Collected data entries
------------------------------------------------

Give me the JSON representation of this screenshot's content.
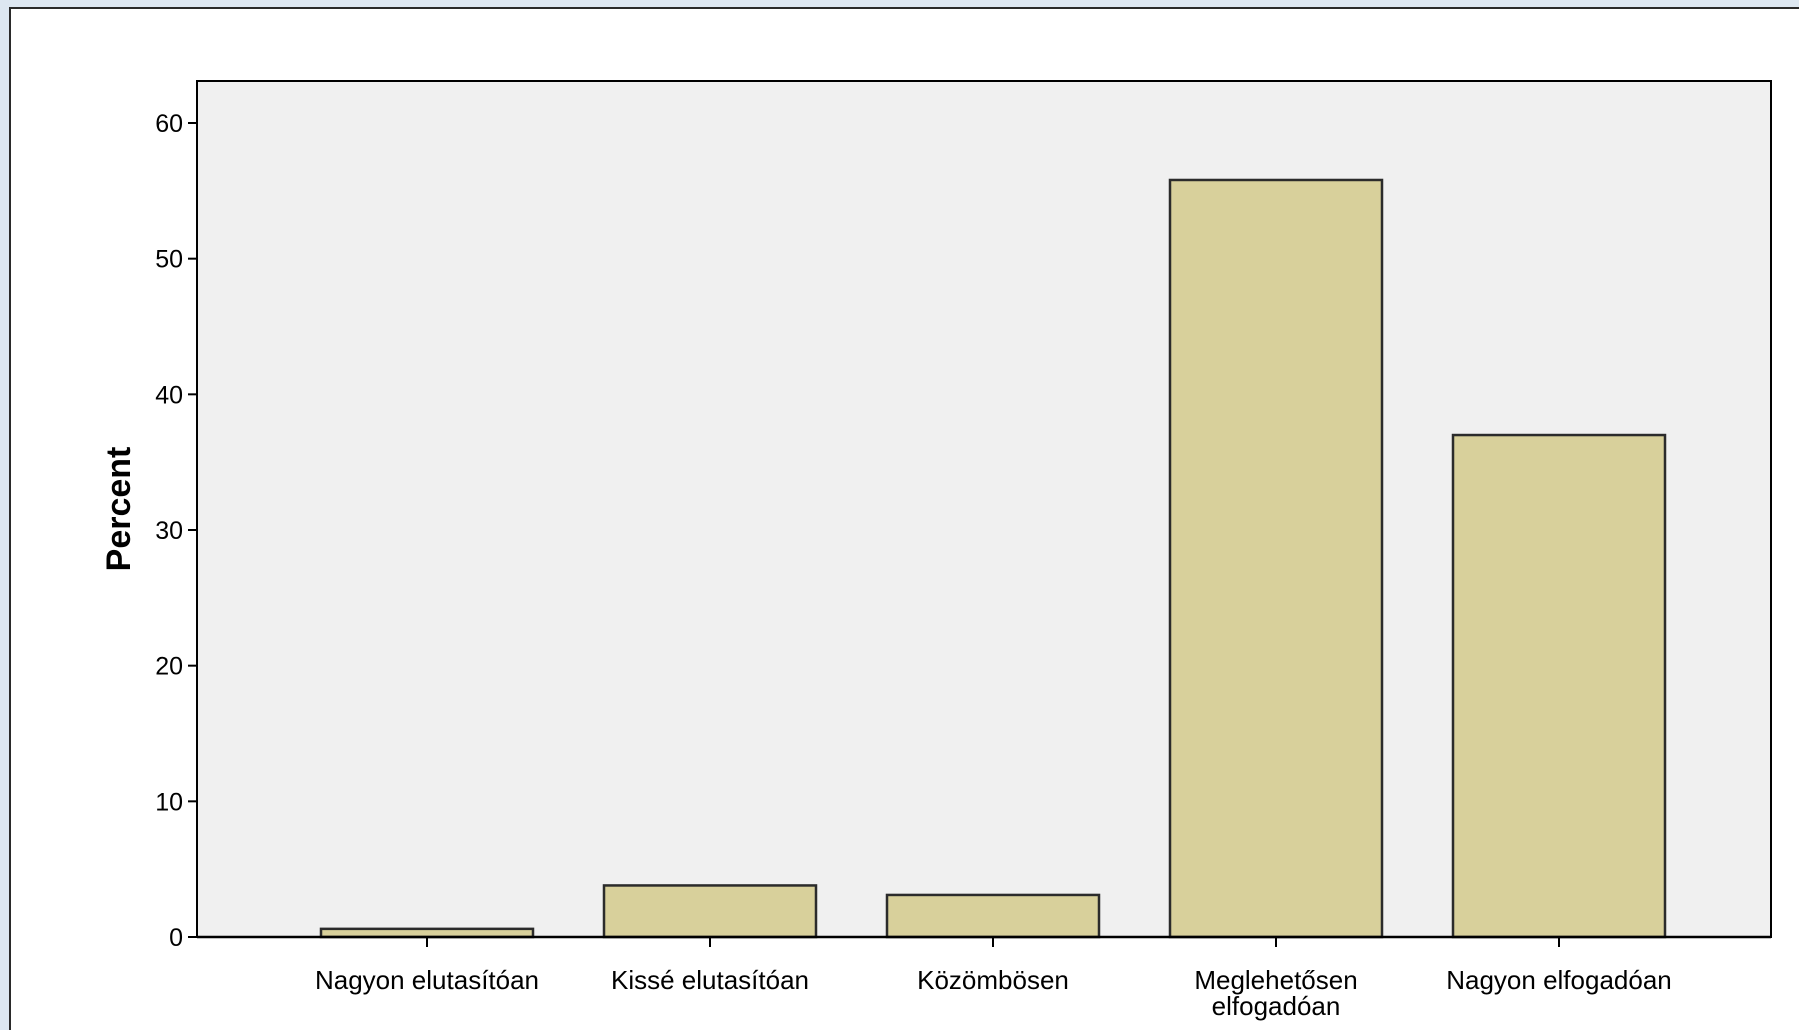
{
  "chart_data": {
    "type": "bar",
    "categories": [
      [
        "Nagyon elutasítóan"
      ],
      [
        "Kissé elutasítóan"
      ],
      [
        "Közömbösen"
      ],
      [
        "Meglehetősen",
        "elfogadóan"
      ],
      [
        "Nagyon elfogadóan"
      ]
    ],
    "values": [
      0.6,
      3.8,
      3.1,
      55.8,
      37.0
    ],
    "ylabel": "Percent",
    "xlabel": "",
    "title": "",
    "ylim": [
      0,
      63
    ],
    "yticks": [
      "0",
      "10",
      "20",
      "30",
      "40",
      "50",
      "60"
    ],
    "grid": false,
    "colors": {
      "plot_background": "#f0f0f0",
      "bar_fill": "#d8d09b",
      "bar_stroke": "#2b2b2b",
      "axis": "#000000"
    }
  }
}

------------------------------------------------

### TASK DESCRIPTION
Copy out each line in the listing that has the word "elutasítóan".

### TASK RESPONSE
        "Nagyon elutasítóan"
        "Kissé elutasítóan"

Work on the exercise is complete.